• **EXERCISE PROMPT**
How many lines of the entries below include the word "Marketing"? Answer with the number alone.

Collected data
>>>>

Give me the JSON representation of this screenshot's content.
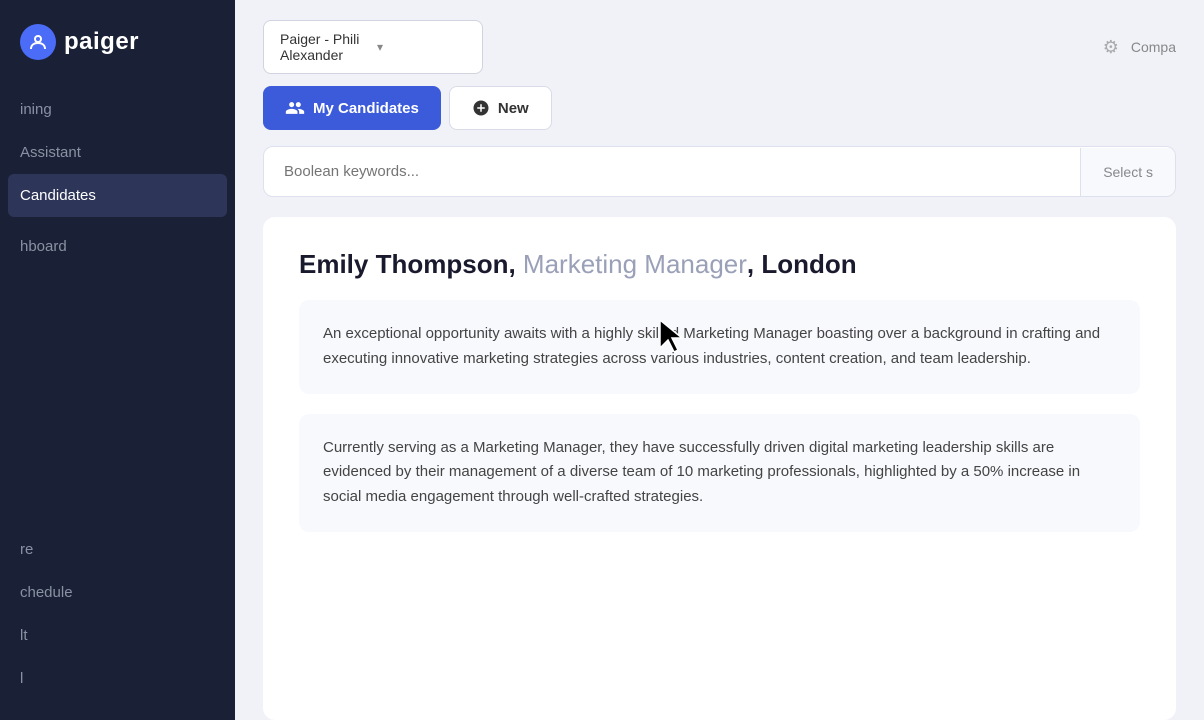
{
  "sidebar": {
    "logo": {
      "icon": "P",
      "text": "paiger"
    },
    "nav_items": [
      {
        "label": "Training",
        "active": false,
        "partial": "ining"
      },
      {
        "label": "Assistant",
        "active": false,
        "partial": "Assistant"
      },
      {
        "label": "Candidates",
        "active": true,
        "partial": "Candidates"
      },
      {
        "label": "Dashboard",
        "active": false,
        "partial": "hboard"
      },
      {
        "label": "Hire",
        "active": false,
        "partial": "re"
      },
      {
        "label": "Schedule",
        "active": false,
        "partial": "chedule"
      },
      {
        "label": "ult",
        "active": false,
        "partial": "lt"
      },
      {
        "label": "l",
        "active": false,
        "partial": "l"
      }
    ]
  },
  "topbar": {
    "workspace": {
      "label": "Paiger - Phili Alexander"
    },
    "company_text": "Compa"
  },
  "tabs": [
    {
      "label": "My Candidates",
      "active": true,
      "icon": "group"
    },
    {
      "label": "New",
      "active": false,
      "icon": "add_circle"
    }
  ],
  "search": {
    "placeholder": "Boolean keywords...",
    "select_label": "Select s"
  },
  "candidate": {
    "name": "Emily Thompson",
    "job_title": "Marketing Manager",
    "location": "London",
    "description_1": "An exceptional opportunity awaits with a highly skilled Marketing Manager boasting over a background in crafting and executing innovative marketing strategies across various industries, content creation, and team leadership.",
    "description_2": "Currently serving as a Marketing Manager, they have successfully driven digital marketing leadership skills are evidenced by their management of a diverse team of 10 marketing professionals, highlighted by a 50% increase in social media engagement through well-crafted strategies."
  }
}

<<<<

• **EXPECTED ANSWER**
3